TASK PROMPT:
Below are records; transcribe only the line with "Extract the chart's" and those after it, through the last line, without any change.

GIVEN INFORMATION:

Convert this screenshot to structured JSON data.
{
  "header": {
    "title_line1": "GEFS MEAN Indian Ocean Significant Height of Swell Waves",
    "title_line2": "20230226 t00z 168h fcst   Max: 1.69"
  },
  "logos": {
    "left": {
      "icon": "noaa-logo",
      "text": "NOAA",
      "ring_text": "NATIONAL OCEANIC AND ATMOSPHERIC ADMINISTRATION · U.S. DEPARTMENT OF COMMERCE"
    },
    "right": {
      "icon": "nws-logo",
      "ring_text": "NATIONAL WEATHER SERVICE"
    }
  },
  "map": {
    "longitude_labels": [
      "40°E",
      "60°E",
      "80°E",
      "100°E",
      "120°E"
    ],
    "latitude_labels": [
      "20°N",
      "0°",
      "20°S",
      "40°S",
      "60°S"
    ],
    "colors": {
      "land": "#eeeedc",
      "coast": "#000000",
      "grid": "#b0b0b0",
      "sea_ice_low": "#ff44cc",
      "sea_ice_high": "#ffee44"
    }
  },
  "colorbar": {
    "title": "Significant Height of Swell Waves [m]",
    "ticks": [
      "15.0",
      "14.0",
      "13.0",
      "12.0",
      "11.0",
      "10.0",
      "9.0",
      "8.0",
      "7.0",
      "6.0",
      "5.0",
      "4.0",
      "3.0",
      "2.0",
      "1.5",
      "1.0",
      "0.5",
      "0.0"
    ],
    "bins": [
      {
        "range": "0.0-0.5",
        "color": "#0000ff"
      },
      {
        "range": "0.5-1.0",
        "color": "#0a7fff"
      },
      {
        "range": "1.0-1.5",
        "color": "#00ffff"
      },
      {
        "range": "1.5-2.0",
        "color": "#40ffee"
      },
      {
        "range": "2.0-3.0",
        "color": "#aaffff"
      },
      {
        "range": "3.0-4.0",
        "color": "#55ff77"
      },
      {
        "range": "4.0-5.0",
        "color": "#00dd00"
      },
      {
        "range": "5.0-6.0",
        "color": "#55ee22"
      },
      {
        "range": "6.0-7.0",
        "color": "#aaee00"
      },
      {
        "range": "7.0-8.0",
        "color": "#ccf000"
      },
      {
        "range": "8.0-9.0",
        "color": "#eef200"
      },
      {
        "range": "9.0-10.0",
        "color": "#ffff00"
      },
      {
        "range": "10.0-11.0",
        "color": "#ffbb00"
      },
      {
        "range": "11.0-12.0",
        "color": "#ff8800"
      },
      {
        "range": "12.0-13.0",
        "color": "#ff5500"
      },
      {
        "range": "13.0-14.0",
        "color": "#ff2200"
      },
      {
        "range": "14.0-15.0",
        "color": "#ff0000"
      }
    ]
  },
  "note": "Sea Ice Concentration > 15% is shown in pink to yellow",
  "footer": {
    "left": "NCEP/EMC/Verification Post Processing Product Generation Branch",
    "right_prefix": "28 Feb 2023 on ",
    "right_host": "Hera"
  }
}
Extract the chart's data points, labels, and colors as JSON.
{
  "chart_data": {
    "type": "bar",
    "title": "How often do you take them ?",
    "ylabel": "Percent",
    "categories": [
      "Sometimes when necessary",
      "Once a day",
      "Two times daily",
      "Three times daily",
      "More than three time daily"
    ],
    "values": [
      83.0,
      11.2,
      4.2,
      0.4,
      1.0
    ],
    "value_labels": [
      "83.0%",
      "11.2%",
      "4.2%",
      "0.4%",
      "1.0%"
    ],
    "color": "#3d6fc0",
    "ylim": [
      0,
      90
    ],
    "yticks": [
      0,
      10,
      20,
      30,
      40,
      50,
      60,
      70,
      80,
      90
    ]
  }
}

RESPONSE:
Extract the chart's data points, labels, and colors as JSON.
{
  "chart_data": {
    "type": "bar",
    "title": "How often do you take them ?",
    "ylabel": "Percent",
    "categories": [
      "Sometimes when necessary",
      "Once a day",
      "Two times daily",
      "Three times daily",
      "More than three time daily"
    ],
    "values": [
      83.0,
      11.2,
      4.2,
      0.4,
      1.0
    ],
    "value_labels": [
      "83.0%",
      "11.2%",
      "4.2%",
      "0.4%",
      "1.0%"
    ],
    "color": "#3d6fc0",
    "ylim": [
      0,
      90
    ],
    "yticks": [
      0,
      10,
      20,
      30,
      40,
      50,
      60,
      70,
      80,
      90
    ]
  }
}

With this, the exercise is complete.